● **TASK**:
Extract every record, exactly as written, and ignore the pictures.

● **EXCERPTED DATA**:
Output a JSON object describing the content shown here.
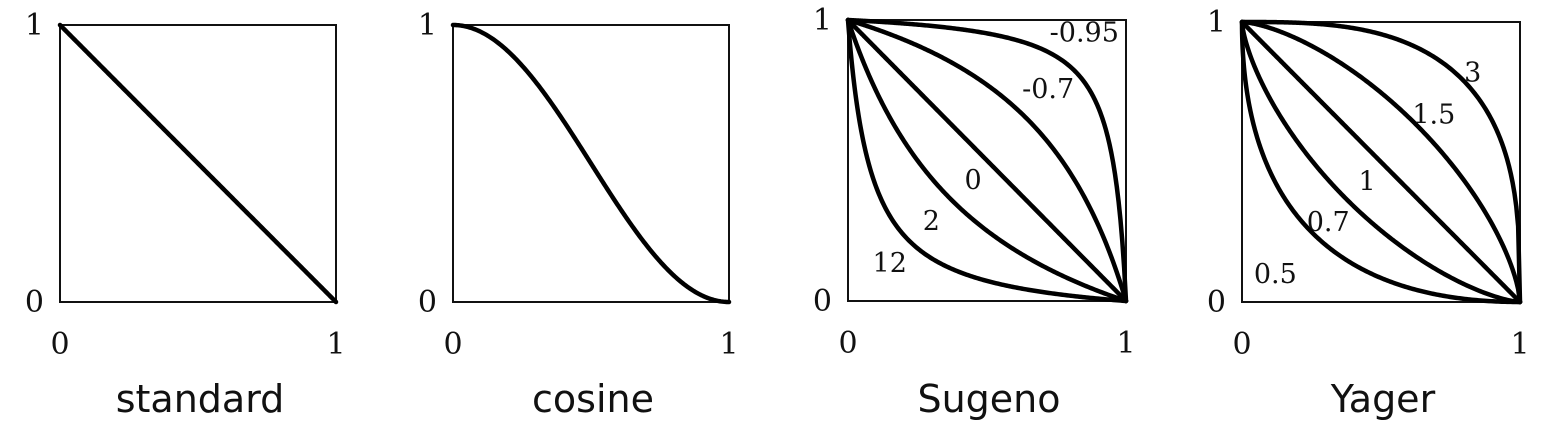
{
  "chart_data": [
    {
      "type": "line",
      "title": "standard",
      "xlim": [
        0,
        1
      ],
      "ylim": [
        0,
        1
      ],
      "xticks": [
        "0",
        "1"
      ],
      "yticks": [
        "0",
        "1"
      ],
      "family": "standard",
      "series": [
        {
          "param": null,
          "label": ""
        }
      ]
    },
    {
      "type": "line",
      "title": "cosine",
      "xlim": [
        0,
        1
      ],
      "ylim": [
        0,
        1
      ],
      "xticks": [
        "0",
        "1"
      ],
      "yticks": [
        "0",
        "1"
      ],
      "family": "cosine",
      "series": [
        {
          "param": null,
          "label": ""
        }
      ]
    },
    {
      "type": "line",
      "title": "Sugeno",
      "xlim": [
        0,
        1
      ],
      "ylim": [
        0,
        1
      ],
      "xticks": [
        "0",
        "1"
      ],
      "yticks": [
        "0",
        "1"
      ],
      "family": "sugeno",
      "series": [
        {
          "param": -0.95,
          "label": "-0.95",
          "label_at": [
            0.85,
            0.955
          ]
        },
        {
          "param": -0.7,
          "label": "-0.7",
          "label_at": [
            0.72,
            0.755
          ]
        },
        {
          "param": 0,
          "label": "0",
          "label_at": [
            0.45,
            0.43
          ]
        },
        {
          "param": 2,
          "label": "2",
          "label_at": [
            0.3,
            0.285
          ]
        },
        {
          "param": 12,
          "label": "12",
          "label_at": [
            0.15,
            0.135
          ]
        }
      ]
    },
    {
      "type": "line",
      "title": "Yager",
      "xlim": [
        0,
        1
      ],
      "ylim": [
        0,
        1
      ],
      "xticks": [
        "0",
        "1"
      ],
      "yticks": [
        "0",
        "1"
      ],
      "family": "yager",
      "series": [
        {
          "param": 3,
          "label": "3",
          "label_at": [
            0.83,
            0.82
          ]
        },
        {
          "param": 1.5,
          "label": "1.5",
          "label_at": [
            0.69,
            0.67
          ]
        },
        {
          "param": 1,
          "label": "1",
          "label_at": [
            0.45,
            0.43
          ]
        },
        {
          "param": 0.7,
          "label": "0.7",
          "label_at": [
            0.31,
            0.285
          ]
        },
        {
          "param": 0.5,
          "label": "0.5",
          "label_at": [
            0.12,
            0.1
          ]
        }
      ]
    }
  ]
}
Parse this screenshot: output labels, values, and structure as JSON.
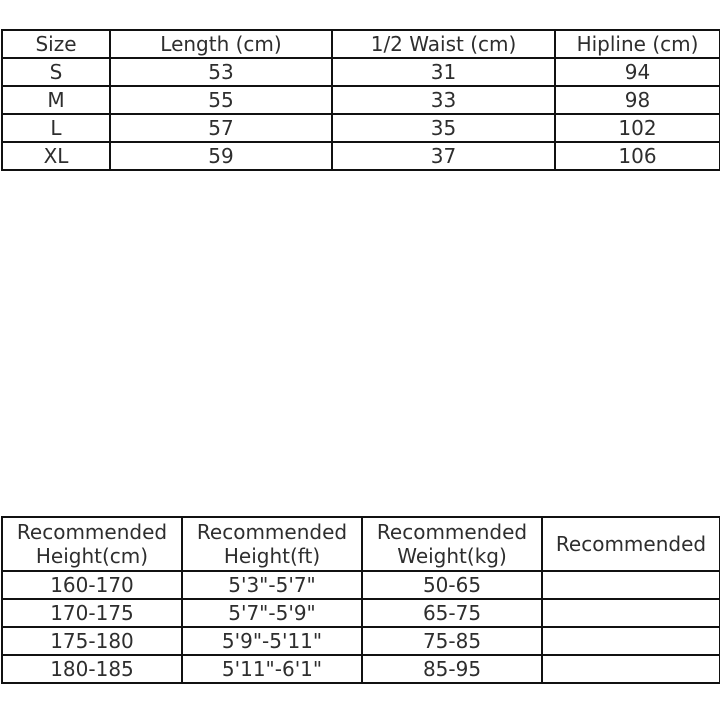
{
  "size_table": {
    "headers": [
      "Size",
      "Length (cm)",
      "1/2 Waist (cm)",
      "Hipline (cm)"
    ],
    "rows": [
      [
        "S",
        "53",
        "31",
        "94"
      ],
      [
        "M",
        "55",
        "33",
        "98"
      ],
      [
        "L",
        "57",
        "35",
        "102"
      ],
      [
        "XL",
        "59",
        "37",
        "106"
      ]
    ]
  },
  "recommend_table": {
    "headers": [
      "Recommended Height(cm)",
      "Recommended Height(ft)",
      "Recommended Weight(kg)",
      "Recommended"
    ],
    "rows": [
      [
        "160-170",
        "5'3\"-5'7\"",
        "50-65",
        ""
      ],
      [
        "170-175",
        "5'7\"-5'9\"",
        "65-75",
        ""
      ],
      [
        "175-180",
        "5'9\"-5'11\"",
        "75-85",
        ""
      ],
      [
        "180-185",
        "5'11\"-6'1\"",
        "85-95",
        ""
      ]
    ]
  }
}
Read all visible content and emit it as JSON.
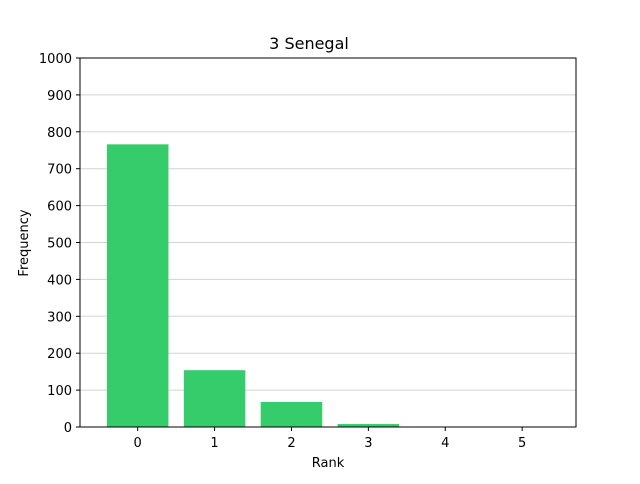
{
  "chart_data": {
    "type": "bar",
    "title": "3 Senegal",
    "xlabel": "Rank",
    "ylabel": "Frequency",
    "categories": [
      "0",
      "1",
      "2",
      "3",
      "4",
      "5"
    ],
    "values": [
      766,
      154,
      68,
      8,
      0,
      0
    ],
    "ylim": [
      0,
      1000
    ],
    "yticks": [
      0,
      100,
      200,
      300,
      400,
      500,
      600,
      700,
      800,
      900,
      1000
    ],
    "xlim": [
      -0.75,
      5.7
    ],
    "grid": "y",
    "legend": "none",
    "bar_color": "#36cc6b",
    "grid_color": "#d3d3d3"
  }
}
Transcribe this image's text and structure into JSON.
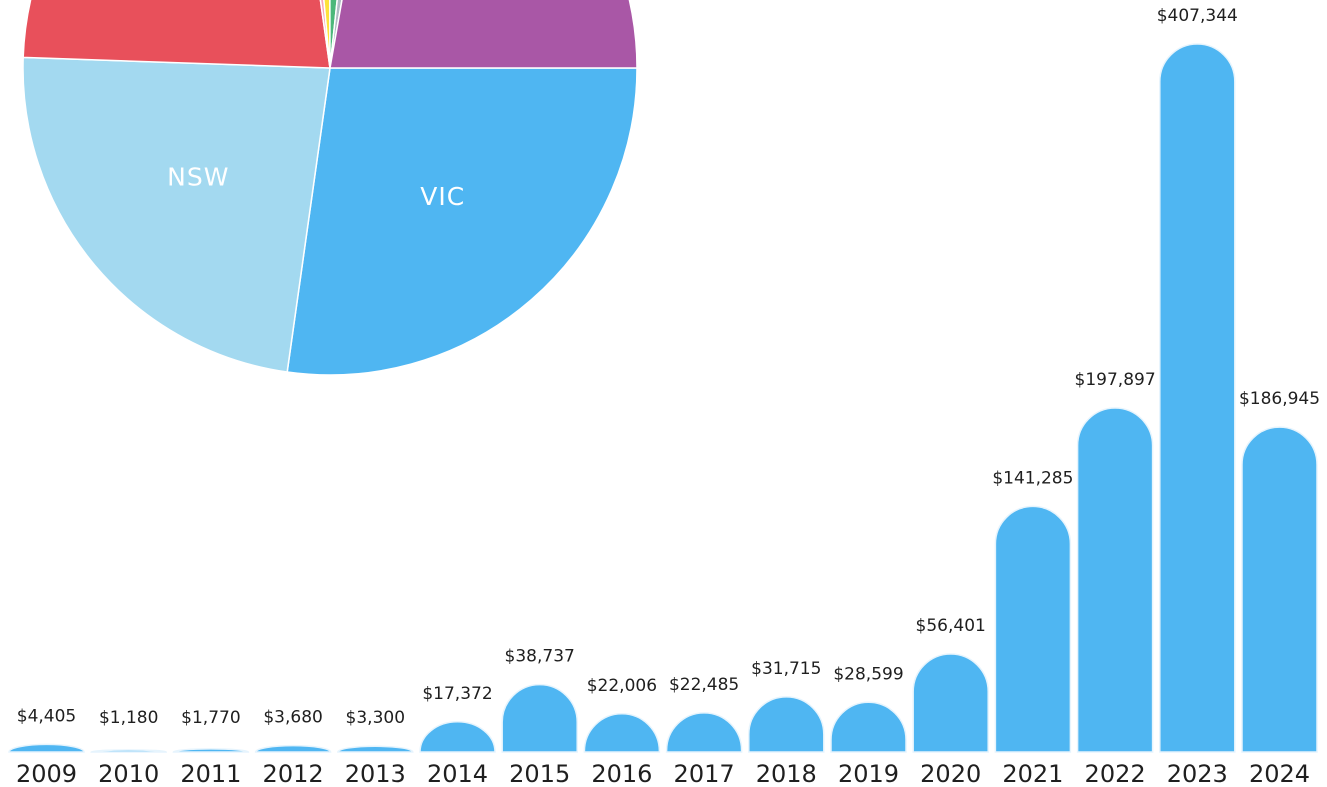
{
  "chart_data": [
    {
      "type": "pie",
      "categories": [
        "VIC",
        "NSW",
        null,
        null,
        null,
        null,
        null,
        null
      ],
      "values": [
        27.2,
        23.3,
        22.2,
        0.8,
        1.4,
        1.7,
        1.1,
        22.2
      ],
      "colors": [
        "#4fb6f2",
        "#a3d9f0",
        "#e8505b",
        "#f7a8b8",
        "#fde23a",
        "#4cb87a",
        "#b0bcc4",
        "#a957a6"
      ]
    },
    {
      "type": "bar",
      "categories": [
        "2009",
        "2010",
        "2011",
        "2012",
        "2013",
        "2014",
        "2015",
        "2016",
        "2017",
        "2018",
        "2019",
        "2020",
        "2021",
        "2022",
        "2023",
        "2024"
      ],
      "values": [
        4405,
        1180,
        1770,
        3680,
        3300,
        17372,
        38737,
        22006,
        22485,
        31715,
        28599,
        56401,
        141285,
        197897,
        407344,
        186945
      ],
      "value_labels": [
        "$4,405",
        "$1,180",
        "$1,770",
        "$3,680",
        "$3,300",
        "$17,372",
        "$38,737",
        "$22,006",
        "$22,485",
        "$31,715",
        "$28,599",
        "$56,401",
        "$141,285",
        "$197,897",
        "$407,344",
        "$186,945"
      ],
      "color": "#4fb6f2"
    }
  ]
}
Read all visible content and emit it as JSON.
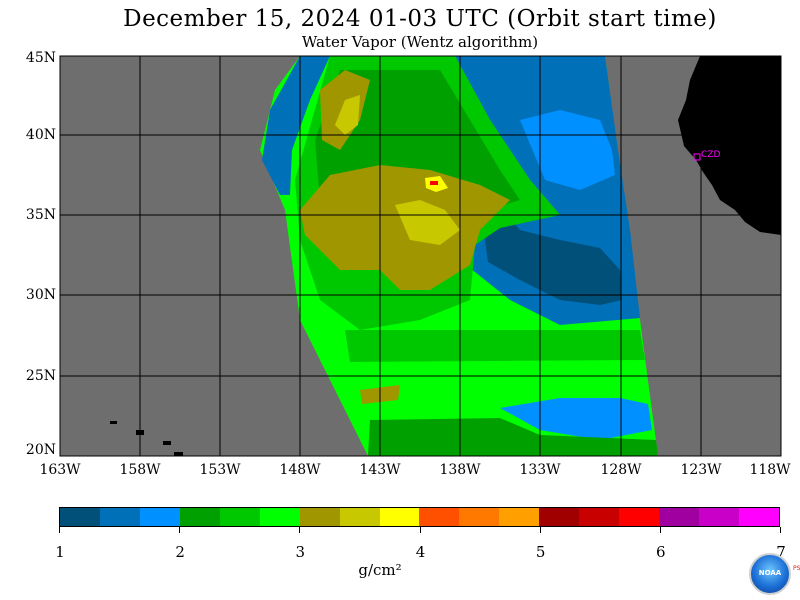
{
  "title": "December 15, 2024  01-03 UTC  (Orbit start time)",
  "subtitle": "Water Vapor (Wentz algorithm)",
  "map": {
    "lat_labels": [
      "45N",
      "40N",
      "35N",
      "30N",
      "25N",
      "20N"
    ],
    "lon_labels": [
      "163W",
      "158W",
      "153W",
      "148W",
      "143W",
      "138W",
      "133W",
      "128W",
      "123W",
      "118W"
    ],
    "station_label": "CZD",
    "colors": {
      "no_data": "#6e6e6e",
      "land": "#000000",
      "grid": "#000000",
      "station": "#ff00ff"
    }
  },
  "colorbar": {
    "colors": [
      "#00507a",
      "#0070b8",
      "#0090ff",
      "#00a000",
      "#00c800",
      "#00ff00",
      "#a09600",
      "#c8c800",
      "#ffff00",
      "#ff5000",
      "#ff7800",
      "#ffa000",
      "#a00000",
      "#c80000",
      "#ff0000",
      "#a000a0",
      "#c800c8",
      "#ff00ff"
    ],
    "labels": [
      "1",
      "2",
      "3",
      "4",
      "5",
      "6",
      "7"
    ],
    "units": "g/cm²"
  },
  "logo": {
    "text": "NOAA",
    "side_text": "PSL"
  }
}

● **CORRECT ANSWER**:
Output a JSON object describing the content shown here.
{
  "chart_data": [
    {
      "type": "line",
      "title": "standard",
      "xlim": [
        0,
        1
      ],
      "ylim": [
        0,
        1
      ],
      "xticks": [
        "0",
        "1"
      ],
      "yticks": [
        "0",
        "1"
      ],
      "family": "standard",
      "series": [
        {
          "param": null,
          "label": ""
        }
      ]
    },
    {
      "type": "line",
      "title": "cosine",
      "xlim": [
        0,
        1
      ],
      "ylim": [
        0,
        1
      ],
      "xticks": [
        "0",
        "1"
      ],
      "yticks": [
        "0",
        "1"
      ],
      "family": "cosine",
      "series": [
        {
          "param": null,
          "label": ""
        }
      ]
    },
    {
      "type": "line",
      "title": "Sugeno",
      "xlim": [
        0,
        1
      ],
      "ylim": [
        0,
        1
      ],
      "xticks": [
        "0",
        "1"
      ],
      "yticks": [
        "0",
        "1"
      ],
      "family": "sugeno",
      "series": [
        {
          "param": -0.95,
          "label": "-0.95",
          "label_at": [
            0.85,
            0.955
          ]
        },
        {
          "param": -0.7,
          "label": "-0.7",
          "label_at": [
            0.72,
            0.755
          ]
        },
        {
          "param": 0,
          "label": "0",
          "label_at": [
            0.45,
            0.43
          ]
        },
        {
          "param": 2,
          "label": "2",
          "label_at": [
            0.3,
            0.285
          ]
        },
        {
          "param": 12,
          "label": "12",
          "label_at": [
            0.15,
            0.135
          ]
        }
      ]
    },
    {
      "type": "line",
      "title": "Yager",
      "xlim": [
        0,
        1
      ],
      "ylim": [
        0,
        1
      ],
      "xticks": [
        "0",
        "1"
      ],
      "yticks": [
        "0",
        "1"
      ],
      "family": "yager",
      "series": [
        {
          "param": 3,
          "label": "3",
          "label_at": [
            0.83,
            0.82
          ]
        },
        {
          "param": 1.5,
          "label": "1.5",
          "label_at": [
            0.69,
            0.67
          ]
        },
        {
          "param": 1,
          "label": "1",
          "label_at": [
            0.45,
            0.43
          ]
        },
        {
          "param": 0.7,
          "label": "0.7",
          "label_at": [
            0.31,
            0.285
          ]
        },
        {
          "param": 0.5,
          "label": "0.5",
          "label_at": [
            0.12,
            0.1
          ]
        }
      ]
    }
  ]
}
Parse this screenshot: output labels, values, and structure as JSON.
{
  "size_table": {
    "headers": [
      "Size",
      "Length (cm)",
      "1/2 Waist (cm)",
      "Hipline (cm)"
    ],
    "rows": [
      [
        "S",
        "53",
        "31",
        "94"
      ],
      [
        "M",
        "55",
        "33",
        "98"
      ],
      [
        "L",
        "57",
        "35",
        "102"
      ],
      [
        "XL",
        "59",
        "37",
        "106"
      ]
    ]
  },
  "recommend_table": {
    "headers": [
      "Recommended Height(cm)",
      "Recommended Height(ft)",
      "Recommended Weight(kg)",
      "Recommended"
    ],
    "rows": [
      [
        "160-170",
        "5'3\"-5'7\"",
        "50-65",
        ""
      ],
      [
        "170-175",
        "5'7\"-5'9\"",
        "65-75",
        ""
      ],
      [
        "175-180",
        "5'9\"-5'11\"",
        "75-85",
        ""
      ],
      [
        "180-185",
        "5'11\"-6'1\"",
        "85-95",
        ""
      ]
    ]
  }
}
Read all visible content and emit it as JSON.
{
  "chart_data": {
    "type": "bar",
    "title": "3 Senegal",
    "xlabel": "Rank",
    "ylabel": "Frequency",
    "categories": [
      "0",
      "1",
      "2",
      "3",
      "4",
      "5"
    ],
    "values": [
      766,
      154,
      68,
      8,
      0,
      0
    ],
    "ylim": [
      0,
      1000
    ],
    "yticks": [
      0,
      100,
      200,
      300,
      400,
      500,
      600,
      700,
      800,
      900,
      1000
    ],
    "xlim": [
      -0.75,
      5.7
    ],
    "grid": "y",
    "legend": "none",
    "bar_color": "#36cc6b",
    "grid_color": "#d3d3d3"
  }
}
Transcribe this image's text and structure into JSON.
{
  "chart_data": [
    {
      "type": "pie",
      "categories": [
        "VIC",
        "NSW",
        null,
        null,
        null,
        null,
        null,
        null
      ],
      "values": [
        27.2,
        23.3,
        22.2,
        0.8,
        1.4,
        1.7,
        1.1,
        22.2
      ],
      "colors": [
        "#4fb6f2",
        "#a3d9f0",
        "#e8505b",
        "#f7a8b8",
        "#fde23a",
        "#4cb87a",
        "#b0bcc4",
        "#a957a6"
      ]
    },
    {
      "type": "bar",
      "categories": [
        "2009",
        "2010",
        "2011",
        "2012",
        "2013",
        "2014",
        "2015",
        "2016",
        "2017",
        "2018",
        "2019",
        "2020",
        "2021",
        "2022",
        "2023",
        "2024"
      ],
      "values": [
        4405,
        1180,
        1770,
        3680,
        3300,
        17372,
        38737,
        22006,
        22485,
        31715,
        28599,
        56401,
        141285,
        197897,
        407344,
        186945
      ],
      "value_labels": [
        "$4,405",
        "$1,180",
        "$1,770",
        "$3,680",
        "$3,300",
        "$17,372",
        "$38,737",
        "$22,006",
        "$22,485",
        "$31,715",
        "$28,599",
        "$56,401",
        "$141,285",
        "$197,897",
        "$407,344",
        "$186,945"
      ],
      "color": "#4fb6f2"
    }
  ]
}
Read all visible content and emit it as JSON.
{
  "title": "December 15, 2024  01-03 UTC  (Orbit start time)",
  "subtitle": "Water Vapor (Wentz algorithm)",
  "map": {
    "lat_labels": [
      "45N",
      "40N",
      "35N",
      "30N",
      "25N",
      "20N"
    ],
    "lon_labels": [
      "163W",
      "158W",
      "153W",
      "148W",
      "143W",
      "138W",
      "133W",
      "128W",
      "123W",
      "118W"
    ],
    "station_label": "CZD",
    "colors": {
      "no_data": "#6e6e6e",
      "land": "#000000",
      "grid": "#000000",
      "station": "#ff00ff"
    }
  },
  "colorbar": {
    "colors": [
      "#00507a",
      "#0070b8",
      "#0090ff",
      "#00a000",
      "#00c800",
      "#00ff00",
      "#a09600",
      "#c8c800",
      "#ffff00",
      "#ff5000",
      "#ff7800",
      "#ffa000",
      "#a00000",
      "#c80000",
      "#ff0000",
      "#a000a0",
      "#c800c8",
      "#ff00ff"
    ],
    "labels": [
      "1",
      "2",
      "3",
      "4",
      "5",
      "6",
      "7"
    ],
    "units": "g/cm²"
  },
  "logo": {
    "text": "NOAA",
    "side_text": "PSL"
  }
}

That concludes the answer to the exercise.